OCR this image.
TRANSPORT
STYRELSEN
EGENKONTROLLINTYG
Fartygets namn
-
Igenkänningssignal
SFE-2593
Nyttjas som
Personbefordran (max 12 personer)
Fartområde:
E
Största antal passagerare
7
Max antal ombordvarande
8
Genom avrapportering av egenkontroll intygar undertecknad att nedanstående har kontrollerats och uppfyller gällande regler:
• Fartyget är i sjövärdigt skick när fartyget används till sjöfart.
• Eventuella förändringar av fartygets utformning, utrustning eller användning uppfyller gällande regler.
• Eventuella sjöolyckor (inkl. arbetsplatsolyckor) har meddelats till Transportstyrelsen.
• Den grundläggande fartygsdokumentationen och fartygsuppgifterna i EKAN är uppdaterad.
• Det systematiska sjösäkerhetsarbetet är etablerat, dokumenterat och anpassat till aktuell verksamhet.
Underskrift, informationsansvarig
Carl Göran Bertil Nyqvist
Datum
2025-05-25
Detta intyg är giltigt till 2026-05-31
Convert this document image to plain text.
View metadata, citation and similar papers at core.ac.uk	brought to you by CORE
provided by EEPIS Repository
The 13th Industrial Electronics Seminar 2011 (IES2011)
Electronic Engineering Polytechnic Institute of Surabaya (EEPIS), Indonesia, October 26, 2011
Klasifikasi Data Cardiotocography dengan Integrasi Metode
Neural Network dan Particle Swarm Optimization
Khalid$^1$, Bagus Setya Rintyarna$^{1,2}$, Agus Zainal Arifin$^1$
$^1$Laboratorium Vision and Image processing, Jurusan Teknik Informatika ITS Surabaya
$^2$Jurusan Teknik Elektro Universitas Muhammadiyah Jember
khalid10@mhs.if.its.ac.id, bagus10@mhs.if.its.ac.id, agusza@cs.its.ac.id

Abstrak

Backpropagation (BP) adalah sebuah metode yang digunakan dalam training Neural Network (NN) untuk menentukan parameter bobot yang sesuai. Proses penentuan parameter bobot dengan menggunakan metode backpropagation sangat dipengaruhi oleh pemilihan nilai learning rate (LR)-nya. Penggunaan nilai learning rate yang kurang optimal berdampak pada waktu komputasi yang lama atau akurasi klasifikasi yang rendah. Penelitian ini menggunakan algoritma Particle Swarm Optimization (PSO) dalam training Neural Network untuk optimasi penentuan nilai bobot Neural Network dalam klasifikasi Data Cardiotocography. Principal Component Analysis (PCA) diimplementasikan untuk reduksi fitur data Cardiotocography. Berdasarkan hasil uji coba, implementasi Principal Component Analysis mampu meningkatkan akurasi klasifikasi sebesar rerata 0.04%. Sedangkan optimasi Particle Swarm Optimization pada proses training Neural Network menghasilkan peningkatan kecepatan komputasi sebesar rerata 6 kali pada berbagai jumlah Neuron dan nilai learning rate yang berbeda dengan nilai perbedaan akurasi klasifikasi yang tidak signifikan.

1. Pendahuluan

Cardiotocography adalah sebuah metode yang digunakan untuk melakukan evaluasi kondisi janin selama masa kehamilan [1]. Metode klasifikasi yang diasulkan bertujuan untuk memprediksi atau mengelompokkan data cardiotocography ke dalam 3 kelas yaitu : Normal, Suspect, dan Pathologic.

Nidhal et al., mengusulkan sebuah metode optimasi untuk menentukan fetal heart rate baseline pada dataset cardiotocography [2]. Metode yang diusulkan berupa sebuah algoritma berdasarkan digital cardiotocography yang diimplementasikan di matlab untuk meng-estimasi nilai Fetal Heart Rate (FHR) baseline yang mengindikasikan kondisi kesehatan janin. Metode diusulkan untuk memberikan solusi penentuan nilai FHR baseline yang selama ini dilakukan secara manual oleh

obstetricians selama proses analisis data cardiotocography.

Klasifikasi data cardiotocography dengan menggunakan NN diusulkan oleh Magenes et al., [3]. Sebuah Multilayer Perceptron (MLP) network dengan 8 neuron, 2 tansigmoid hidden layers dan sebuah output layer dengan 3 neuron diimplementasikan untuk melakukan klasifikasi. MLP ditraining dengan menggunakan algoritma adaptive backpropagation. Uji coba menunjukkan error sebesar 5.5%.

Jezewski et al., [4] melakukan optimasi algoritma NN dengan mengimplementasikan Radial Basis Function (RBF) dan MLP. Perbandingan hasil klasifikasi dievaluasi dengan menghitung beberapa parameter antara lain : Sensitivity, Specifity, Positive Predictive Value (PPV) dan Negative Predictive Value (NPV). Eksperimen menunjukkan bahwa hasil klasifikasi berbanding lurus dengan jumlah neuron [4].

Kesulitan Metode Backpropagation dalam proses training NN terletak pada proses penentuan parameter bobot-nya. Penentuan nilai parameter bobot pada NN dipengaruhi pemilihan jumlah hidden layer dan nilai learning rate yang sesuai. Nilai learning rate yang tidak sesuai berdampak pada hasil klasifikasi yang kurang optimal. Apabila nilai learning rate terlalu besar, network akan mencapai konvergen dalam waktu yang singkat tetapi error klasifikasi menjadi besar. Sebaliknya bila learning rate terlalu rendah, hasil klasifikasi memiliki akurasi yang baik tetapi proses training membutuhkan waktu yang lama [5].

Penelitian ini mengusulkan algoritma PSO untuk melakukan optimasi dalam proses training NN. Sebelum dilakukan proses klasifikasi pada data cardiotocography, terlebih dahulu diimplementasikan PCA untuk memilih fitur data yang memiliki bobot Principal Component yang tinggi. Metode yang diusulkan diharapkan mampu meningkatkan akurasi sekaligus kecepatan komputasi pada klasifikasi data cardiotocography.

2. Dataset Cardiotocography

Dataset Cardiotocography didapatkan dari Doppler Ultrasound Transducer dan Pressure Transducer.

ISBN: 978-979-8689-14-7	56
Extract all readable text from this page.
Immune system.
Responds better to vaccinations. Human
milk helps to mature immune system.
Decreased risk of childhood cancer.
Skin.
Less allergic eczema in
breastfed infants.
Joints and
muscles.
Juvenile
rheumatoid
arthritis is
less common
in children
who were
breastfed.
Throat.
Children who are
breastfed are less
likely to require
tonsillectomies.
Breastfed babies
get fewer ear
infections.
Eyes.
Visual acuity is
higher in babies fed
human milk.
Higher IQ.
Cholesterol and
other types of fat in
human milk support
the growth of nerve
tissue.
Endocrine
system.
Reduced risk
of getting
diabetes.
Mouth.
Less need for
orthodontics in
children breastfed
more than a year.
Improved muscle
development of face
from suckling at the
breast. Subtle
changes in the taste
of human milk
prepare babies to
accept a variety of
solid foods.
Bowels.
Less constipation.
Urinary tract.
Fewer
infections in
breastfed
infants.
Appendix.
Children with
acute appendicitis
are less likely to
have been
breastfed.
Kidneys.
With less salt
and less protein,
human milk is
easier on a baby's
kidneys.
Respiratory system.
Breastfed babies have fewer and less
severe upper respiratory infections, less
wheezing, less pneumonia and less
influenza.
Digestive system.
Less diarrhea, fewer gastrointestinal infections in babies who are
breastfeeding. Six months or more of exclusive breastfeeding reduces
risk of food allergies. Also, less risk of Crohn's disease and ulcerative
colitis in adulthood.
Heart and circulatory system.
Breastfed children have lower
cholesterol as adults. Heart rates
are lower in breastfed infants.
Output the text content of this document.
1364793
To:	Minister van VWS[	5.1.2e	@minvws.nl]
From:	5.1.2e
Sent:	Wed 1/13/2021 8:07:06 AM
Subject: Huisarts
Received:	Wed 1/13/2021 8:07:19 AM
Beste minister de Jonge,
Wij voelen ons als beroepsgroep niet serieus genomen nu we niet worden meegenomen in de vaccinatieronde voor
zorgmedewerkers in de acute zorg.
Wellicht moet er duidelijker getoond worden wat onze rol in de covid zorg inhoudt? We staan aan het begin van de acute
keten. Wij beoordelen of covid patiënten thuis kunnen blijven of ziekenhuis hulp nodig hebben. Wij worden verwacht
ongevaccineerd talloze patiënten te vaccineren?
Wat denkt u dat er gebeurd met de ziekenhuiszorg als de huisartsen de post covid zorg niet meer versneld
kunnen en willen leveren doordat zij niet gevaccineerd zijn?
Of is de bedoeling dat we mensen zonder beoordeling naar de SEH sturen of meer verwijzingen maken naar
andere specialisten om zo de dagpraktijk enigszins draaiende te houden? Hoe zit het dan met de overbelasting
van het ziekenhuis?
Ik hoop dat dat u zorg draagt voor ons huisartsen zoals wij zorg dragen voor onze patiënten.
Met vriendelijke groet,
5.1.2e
──────
**The problem:** Locate the lines above that hold the word "uppfyller". Show every one of them.

**Solved exercise:**
Genom avrapportering av egenkontroll intygar undertecknad att nedanstående har kontrollerats och uppfyller gällande regler:
• Eventuella förändringar av fartygets utformning, utrustning eller användning uppfyller gällande regler.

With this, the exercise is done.